Stored records:
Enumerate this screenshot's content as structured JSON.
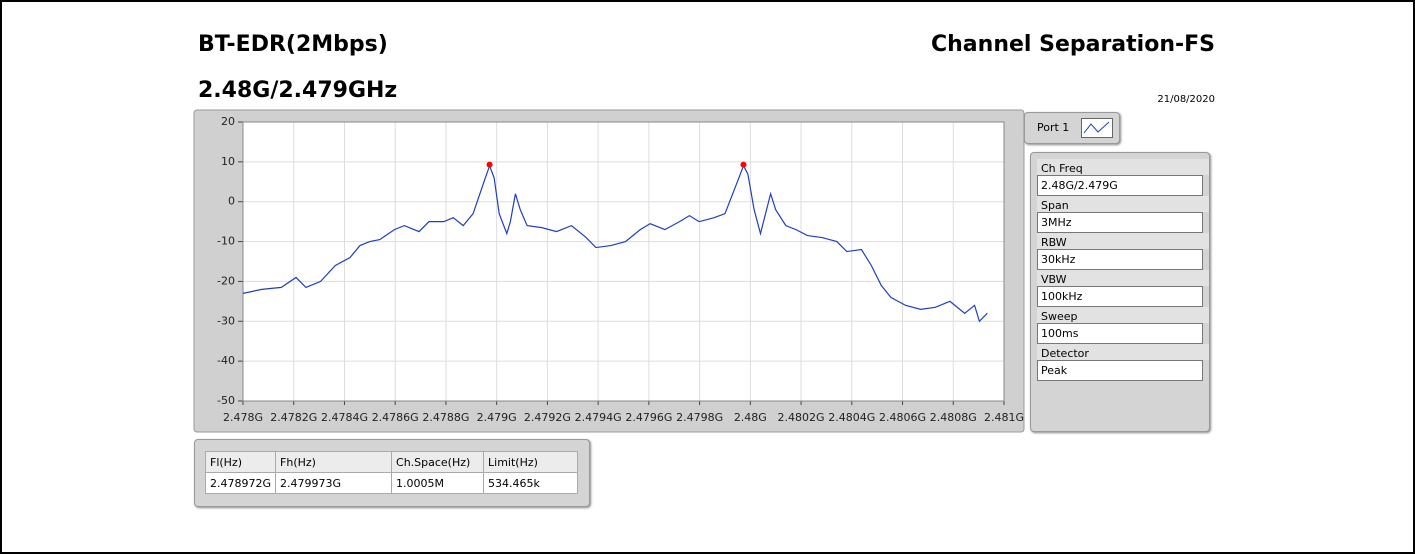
{
  "header": {
    "title": "BT-EDR(2Mbps)",
    "subtitle": "2.48G/2.479GHz",
    "test": "Channel Separation-FS",
    "date": "21/08/2020"
  },
  "chart_data": {
    "type": "line",
    "x": [
      2478000000,
      2478074000,
      2478151000,
      2478209000,
      2478248000,
      2478306000,
      2478364000,
      2478422000,
      2478461000,
      2478500000,
      2478539000,
      2478597000,
      2478636000,
      2478694000,
      2478733000,
      2478791000,
      2478829000,
      2478868000,
      2478907000,
      2478950000,
      2478972000,
      2478990000,
      2479010000,
      2479040000,
      2479054000,
      2479074000,
      2479093000,
      2479120000,
      2479178000,
      2479236000,
      2479295000,
      2479353000,
      2479391000,
      2479450000,
      2479508000,
      2479566000,
      2479605000,
      2479663000,
      2479721000,
      2479760000,
      2479798000,
      2479857000,
      2479900000,
      2479955000,
      2479973000,
      2479990000,
      2480015000,
      2480040000,
      2480060000,
      2480080000,
      2480100000,
      2480140000,
      2480180000,
      2480225000,
      2480283000,
      2480341000,
      2480380000,
      2480438000,
      2480477000,
      2480516000,
      2480554000,
      2480612000,
      2480671000,
      2480729000,
      2480787000,
      2480845000,
      2480884000,
      2480903000,
      2480934000
    ],
    "series": [
      {
        "name": "Port 1",
        "color": "#1f3fbf",
        "values": [
          -23,
          -22,
          -21.5,
          -19,
          -21.5,
          -20,
          -16,
          -14,
          -11,
          -10,
          -9.5,
          -7,
          -6,
          -7.5,
          -5,
          -5,
          -4,
          -6,
          -3,
          5,
          9,
          6,
          -3,
          -8,
          -5,
          2,
          -2,
          -6,
          -6.5,
          -7.5,
          -6,
          -9,
          -11.5,
          -11,
          -10,
          -7,
          -5.5,
          -7,
          -5,
          -3.5,
          -5,
          -4,
          -3,
          6,
          9,
          7,
          -2,
          -8,
          -3,
          2,
          -2,
          -6,
          -7,
          -8.5,
          -9,
          -10,
          -12.5,
          -12,
          -16,
          -21,
          -24,
          -26,
          -27,
          -26.5,
          -25,
          -28,
          -26,
          -30,
          -28
        ]
      }
    ],
    "markers": {
      "color": "#ff0000",
      "x": [
        2478972000,
        2479973000
      ],
      "values": [
        9.3,
        9.3
      ]
    },
    "xlim": [
      2478000000,
      2481000000
    ],
    "xticks": [
      {
        "value": 2478000000,
        "label": "2.478G"
      },
      {
        "value": 2478200000,
        "label": "2.4782G"
      },
      {
        "value": 2478400000,
        "label": "2.4784G"
      },
      {
        "value": 2478600000,
        "label": "2.4786G"
      },
      {
        "value": 2478800000,
        "label": "2.4788G"
      },
      {
        "value": 2479000000,
        "label": "2.479G"
      },
      {
        "value": 2479200000,
        "label": "2.4792G"
      },
      {
        "value": 2479400000,
        "label": "2.4794G"
      },
      {
        "value": 2479600000,
        "label": "2.4796G"
      },
      {
        "value": 2479800000,
        "label": "2.4798G"
      },
      {
        "value": 2480000000,
        "label": "2.48G"
      },
      {
        "value": 2480200000,
        "label": "2.4802G"
      },
      {
        "value": 2480400000,
        "label": "2.4804G"
      },
      {
        "value": 2480600000,
        "label": "2.4806G"
      },
      {
        "value": 2480800000,
        "label": "2.4808G"
      },
      {
        "value": 2481000000,
        "label": "2.481G"
      }
    ],
    "ylim": [
      -50,
      20
    ],
    "yticks": [
      -50,
      -40,
      -30,
      -20,
      -10,
      0,
      10,
      20
    ],
    "grid": true
  },
  "port": "Port 1",
  "settings": [
    {
      "label": "Ch Freq",
      "value": "2.48G/2.479G"
    },
    {
      "label": "Span",
      "value": "3MHz"
    },
    {
      "label": "RBW",
      "value": "30kHz"
    },
    {
      "label": "VBW",
      "value": "100kHz"
    },
    {
      "label": "Sweep",
      "value": "100ms"
    },
    {
      "label": "Detector",
      "value": "Peak"
    }
  ],
  "table": {
    "columns": [
      "Fl(Hz)",
      "Fh(Hz)",
      "Ch.Space(Hz)",
      "Limit(Hz)"
    ],
    "rows": [
      [
        "2.478972G",
        "2.479973G",
        "1.0005M",
        "534.465k"
      ]
    ]
  }
}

TASK REQUIREMENTS: Output the entries above exactly, without their pictures.

ANSWER TO THE TASK:
Enumerate this screenshot's content as structured JSON.
{
  "header": {
    "title": "BT-EDR(2Mbps)",
    "subtitle": "2.48G/2.479GHz",
    "test": "Channel Separation-FS",
    "date": "21/08/2020"
  },
  "chart_data": {
    "type": "line",
    "x": [
      2478000000,
      2478074000,
      2478151000,
      2478209000,
      2478248000,
      2478306000,
      2478364000,
      2478422000,
      2478461000,
      2478500000,
      2478539000,
      2478597000,
      2478636000,
      2478694000,
      2478733000,
      2478791000,
      2478829000,
      2478868000,
      2478907000,
      2478950000,
      2478972000,
      2478990000,
      2479010000,
      2479040000,
      2479054000,
      2479074000,
      2479093000,
      2479120000,
      2479178000,
      2479236000,
      2479295000,
      2479353000,
      2479391000,
      2479450000,
      2479508000,
      2479566000,
      2479605000,
      2479663000,
      2479721000,
      2479760000,
      2479798000,
      2479857000,
      2479900000,
      2479955000,
      2479973000,
      2479990000,
      2480015000,
      2480040000,
      2480060000,
      2480080000,
      2480100000,
      2480140000,
      2480180000,
      2480225000,
      2480283000,
      2480341000,
      2480380000,
      2480438000,
      2480477000,
      2480516000,
      2480554000,
      2480612000,
      2480671000,
      2480729000,
      2480787000,
      2480845000,
      2480884000,
      2480903000,
      2480934000
    ],
    "series": [
      {
        "name": "Port 1",
        "color": "#1f3fbf",
        "values": [
          -23,
          -22,
          -21.5,
          -19,
          -21.5,
          -20,
          -16,
          -14,
          -11,
          -10,
          -9.5,
          -7,
          -6,
          -7.5,
          -5,
          -5,
          -4,
          -6,
          -3,
          5,
          9,
          6,
          -3,
          -8,
          -5,
          2,
          -2,
          -6,
          -6.5,
          -7.5,
          -6,
          -9,
          -11.5,
          -11,
          -10,
          -7,
          -5.5,
          -7,
          -5,
          -3.5,
          -5,
          -4,
          -3,
          6,
          9,
          7,
          -2,
          -8,
          -3,
          2,
          -2,
          -6,
          -7,
          -8.5,
          -9,
          -10,
          -12.5,
          -12,
          -16,
          -21,
          -24,
          -26,
          -27,
          -26.5,
          -25,
          -28,
          -26,
          -30,
          -28
        ]
      }
    ],
    "markers": {
      "color": "#ff0000",
      "x": [
        2478972000,
        2479973000
      ],
      "values": [
        9.3,
        9.3
      ]
    },
    "xlim": [
      2478000000,
      2481000000
    ],
    "xticks": [
      {
        "value": 2478000000,
        "label": "2.478G"
      },
      {
        "value": 2478200000,
        "label": "2.4782G"
      },
      {
        "value": 2478400000,
        "label": "2.4784G"
      },
      {
        "value": 2478600000,
        "label": "2.4786G"
      },
      {
        "value": 2478800000,
        "label": "2.4788G"
      },
      {
        "value": 2479000000,
        "label": "2.479G"
      },
      {
        "value": 2479200000,
        "label": "2.4792G"
      },
      {
        "value": 2479400000,
        "label": "2.4794G"
      },
      {
        "value": 2479600000,
        "label": "2.4796G"
      },
      {
        "value": 2479800000,
        "label": "2.4798G"
      },
      {
        "value": 2480000000,
        "label": "2.48G"
      },
      {
        "value": 2480200000,
        "label": "2.4802G"
      },
      {
        "value": 2480400000,
        "label": "2.4804G"
      },
      {
        "value": 2480600000,
        "label": "2.4806G"
      },
      {
        "value": 2480800000,
        "label": "2.4808G"
      },
      {
        "value": 2481000000,
        "label": "2.481G"
      }
    ],
    "ylim": [
      -50,
      20
    ],
    "yticks": [
      -50,
      -40,
      -30,
      -20,
      -10,
      0,
      10,
      20
    ],
    "grid": true
  },
  "port": "Port 1",
  "settings": [
    {
      "label": "Ch Freq",
      "value": "2.48G/2.479G"
    },
    {
      "label": "Span",
      "value": "3MHz"
    },
    {
      "label": "RBW",
      "value": "30kHz"
    },
    {
      "label": "VBW",
      "value": "100kHz"
    },
    {
      "label": "Sweep",
      "value": "100ms"
    },
    {
      "label": "Detector",
      "value": "Peak"
    }
  ],
  "table": {
    "columns": [
      "Fl(Hz)",
      "Fh(Hz)",
      "Ch.Space(Hz)",
      "Limit(Hz)"
    ],
    "rows": [
      [
        "2.478972G",
        "2.479973G",
        "1.0005M",
        "534.465k"
      ]
    ]
  }
}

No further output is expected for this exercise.